● **What you should do**
Copy every line that contains the string "Gathering" from the entries below.

● **Data in this exercise**

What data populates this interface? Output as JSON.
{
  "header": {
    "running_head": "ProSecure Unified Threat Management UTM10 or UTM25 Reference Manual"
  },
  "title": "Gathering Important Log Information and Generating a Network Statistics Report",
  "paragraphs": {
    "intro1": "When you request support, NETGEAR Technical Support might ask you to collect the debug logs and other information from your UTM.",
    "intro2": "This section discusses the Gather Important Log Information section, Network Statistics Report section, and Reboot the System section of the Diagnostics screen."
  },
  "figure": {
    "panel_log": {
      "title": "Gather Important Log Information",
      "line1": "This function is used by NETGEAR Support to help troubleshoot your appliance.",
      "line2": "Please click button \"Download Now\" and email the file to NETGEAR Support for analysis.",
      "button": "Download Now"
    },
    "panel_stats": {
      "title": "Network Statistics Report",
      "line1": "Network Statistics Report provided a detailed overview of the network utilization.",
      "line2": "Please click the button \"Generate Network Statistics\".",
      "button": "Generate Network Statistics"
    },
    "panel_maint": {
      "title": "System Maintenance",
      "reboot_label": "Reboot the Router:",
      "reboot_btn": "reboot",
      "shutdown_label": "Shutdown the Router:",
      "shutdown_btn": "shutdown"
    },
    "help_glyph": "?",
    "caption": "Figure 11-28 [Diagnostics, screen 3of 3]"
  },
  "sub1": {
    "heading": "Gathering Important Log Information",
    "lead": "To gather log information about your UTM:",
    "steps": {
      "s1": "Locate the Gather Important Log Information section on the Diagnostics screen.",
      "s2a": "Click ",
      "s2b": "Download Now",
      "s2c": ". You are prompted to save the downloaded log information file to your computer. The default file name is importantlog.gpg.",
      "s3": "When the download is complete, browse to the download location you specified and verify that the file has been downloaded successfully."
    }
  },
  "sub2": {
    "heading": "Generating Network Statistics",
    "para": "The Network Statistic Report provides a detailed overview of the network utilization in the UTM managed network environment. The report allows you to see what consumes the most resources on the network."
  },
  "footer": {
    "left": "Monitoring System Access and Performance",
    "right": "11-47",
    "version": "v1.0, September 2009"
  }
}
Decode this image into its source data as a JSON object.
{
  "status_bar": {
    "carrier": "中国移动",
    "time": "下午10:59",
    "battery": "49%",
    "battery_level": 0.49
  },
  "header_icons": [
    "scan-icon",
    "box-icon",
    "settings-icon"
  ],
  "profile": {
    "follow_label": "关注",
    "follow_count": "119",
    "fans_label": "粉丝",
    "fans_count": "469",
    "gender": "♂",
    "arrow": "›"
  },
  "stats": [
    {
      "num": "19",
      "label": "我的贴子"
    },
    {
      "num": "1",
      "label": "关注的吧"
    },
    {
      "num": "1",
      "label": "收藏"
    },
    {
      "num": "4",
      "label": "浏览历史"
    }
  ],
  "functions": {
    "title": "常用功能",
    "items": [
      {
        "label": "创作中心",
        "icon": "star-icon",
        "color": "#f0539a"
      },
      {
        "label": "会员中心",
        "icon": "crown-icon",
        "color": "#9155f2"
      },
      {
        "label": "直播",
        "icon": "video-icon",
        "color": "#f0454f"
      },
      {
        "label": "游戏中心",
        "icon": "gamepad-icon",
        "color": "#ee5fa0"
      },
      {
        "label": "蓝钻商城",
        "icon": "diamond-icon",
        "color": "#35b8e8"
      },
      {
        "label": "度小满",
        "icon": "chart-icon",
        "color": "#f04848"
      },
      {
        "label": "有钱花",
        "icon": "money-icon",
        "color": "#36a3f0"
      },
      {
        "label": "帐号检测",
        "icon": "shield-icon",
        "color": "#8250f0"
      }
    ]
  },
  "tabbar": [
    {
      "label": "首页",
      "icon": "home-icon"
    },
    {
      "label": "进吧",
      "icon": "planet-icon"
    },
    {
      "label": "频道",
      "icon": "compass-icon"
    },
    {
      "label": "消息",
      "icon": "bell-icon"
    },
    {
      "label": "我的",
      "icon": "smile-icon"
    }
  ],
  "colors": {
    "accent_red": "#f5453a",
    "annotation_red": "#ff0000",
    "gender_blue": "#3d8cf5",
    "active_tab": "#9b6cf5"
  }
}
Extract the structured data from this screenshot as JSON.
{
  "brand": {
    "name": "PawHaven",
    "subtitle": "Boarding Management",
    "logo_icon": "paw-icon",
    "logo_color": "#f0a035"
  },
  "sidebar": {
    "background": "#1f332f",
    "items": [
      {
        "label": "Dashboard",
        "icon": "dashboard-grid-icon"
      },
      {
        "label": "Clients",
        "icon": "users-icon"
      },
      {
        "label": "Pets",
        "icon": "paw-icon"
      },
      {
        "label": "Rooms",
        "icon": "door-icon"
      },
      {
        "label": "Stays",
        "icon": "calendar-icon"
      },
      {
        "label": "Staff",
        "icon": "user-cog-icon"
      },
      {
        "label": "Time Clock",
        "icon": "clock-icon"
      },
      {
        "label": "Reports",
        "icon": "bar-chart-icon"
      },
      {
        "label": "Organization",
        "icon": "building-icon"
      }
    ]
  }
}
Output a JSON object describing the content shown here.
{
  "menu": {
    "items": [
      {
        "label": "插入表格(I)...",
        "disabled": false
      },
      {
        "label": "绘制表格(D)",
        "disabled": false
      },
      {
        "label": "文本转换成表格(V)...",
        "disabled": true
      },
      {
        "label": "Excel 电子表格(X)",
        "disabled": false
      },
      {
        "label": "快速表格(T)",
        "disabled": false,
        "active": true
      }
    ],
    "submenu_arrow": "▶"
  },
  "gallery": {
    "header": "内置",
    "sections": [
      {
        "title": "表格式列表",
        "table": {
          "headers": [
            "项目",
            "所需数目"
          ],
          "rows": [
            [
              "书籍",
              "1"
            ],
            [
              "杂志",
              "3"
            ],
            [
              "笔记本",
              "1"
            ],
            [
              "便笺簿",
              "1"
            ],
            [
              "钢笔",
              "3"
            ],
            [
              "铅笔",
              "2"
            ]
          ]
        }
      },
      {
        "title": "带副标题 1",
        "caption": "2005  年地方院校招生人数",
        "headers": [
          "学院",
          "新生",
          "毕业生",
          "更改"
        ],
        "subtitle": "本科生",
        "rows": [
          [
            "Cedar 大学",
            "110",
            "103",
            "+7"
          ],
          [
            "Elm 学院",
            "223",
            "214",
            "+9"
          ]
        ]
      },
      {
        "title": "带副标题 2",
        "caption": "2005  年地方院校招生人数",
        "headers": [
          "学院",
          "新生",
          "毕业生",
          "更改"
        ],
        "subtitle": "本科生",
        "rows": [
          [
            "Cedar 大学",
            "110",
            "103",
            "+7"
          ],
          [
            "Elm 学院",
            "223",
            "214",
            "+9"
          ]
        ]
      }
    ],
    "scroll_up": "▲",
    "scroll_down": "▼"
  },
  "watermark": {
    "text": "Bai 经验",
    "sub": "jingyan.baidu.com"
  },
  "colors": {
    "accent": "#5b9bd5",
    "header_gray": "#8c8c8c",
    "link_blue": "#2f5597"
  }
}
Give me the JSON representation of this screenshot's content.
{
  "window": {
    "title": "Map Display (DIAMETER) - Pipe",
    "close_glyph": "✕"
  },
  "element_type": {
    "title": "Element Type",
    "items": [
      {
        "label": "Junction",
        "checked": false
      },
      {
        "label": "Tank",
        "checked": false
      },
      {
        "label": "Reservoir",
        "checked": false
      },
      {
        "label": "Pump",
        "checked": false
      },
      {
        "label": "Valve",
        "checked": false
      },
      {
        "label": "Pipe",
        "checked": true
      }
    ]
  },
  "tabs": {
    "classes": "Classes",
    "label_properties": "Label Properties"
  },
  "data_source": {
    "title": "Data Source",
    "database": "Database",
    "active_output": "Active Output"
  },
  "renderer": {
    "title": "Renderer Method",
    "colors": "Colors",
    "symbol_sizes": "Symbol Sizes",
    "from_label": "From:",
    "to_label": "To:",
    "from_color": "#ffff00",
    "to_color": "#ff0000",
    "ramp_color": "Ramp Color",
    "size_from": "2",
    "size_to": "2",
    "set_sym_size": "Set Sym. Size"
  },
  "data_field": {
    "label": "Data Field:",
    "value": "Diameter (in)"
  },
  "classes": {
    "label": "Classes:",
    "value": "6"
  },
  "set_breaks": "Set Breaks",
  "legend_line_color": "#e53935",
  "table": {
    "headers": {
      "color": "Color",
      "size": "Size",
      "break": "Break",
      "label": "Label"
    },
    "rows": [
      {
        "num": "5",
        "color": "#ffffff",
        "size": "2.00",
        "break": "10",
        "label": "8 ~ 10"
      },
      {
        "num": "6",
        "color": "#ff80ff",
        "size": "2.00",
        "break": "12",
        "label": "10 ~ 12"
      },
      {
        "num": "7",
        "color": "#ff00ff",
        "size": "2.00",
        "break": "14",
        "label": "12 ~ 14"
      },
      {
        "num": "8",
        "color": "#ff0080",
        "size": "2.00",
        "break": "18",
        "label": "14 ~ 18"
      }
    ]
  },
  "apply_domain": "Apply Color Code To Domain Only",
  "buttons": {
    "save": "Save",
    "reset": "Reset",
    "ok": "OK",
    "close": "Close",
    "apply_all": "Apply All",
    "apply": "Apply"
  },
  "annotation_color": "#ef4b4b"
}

● **The solution**
  "title": "Gathering Important Log Information and Generating a Network Statistics Report",
    "heading": "Gathering Important Log Information",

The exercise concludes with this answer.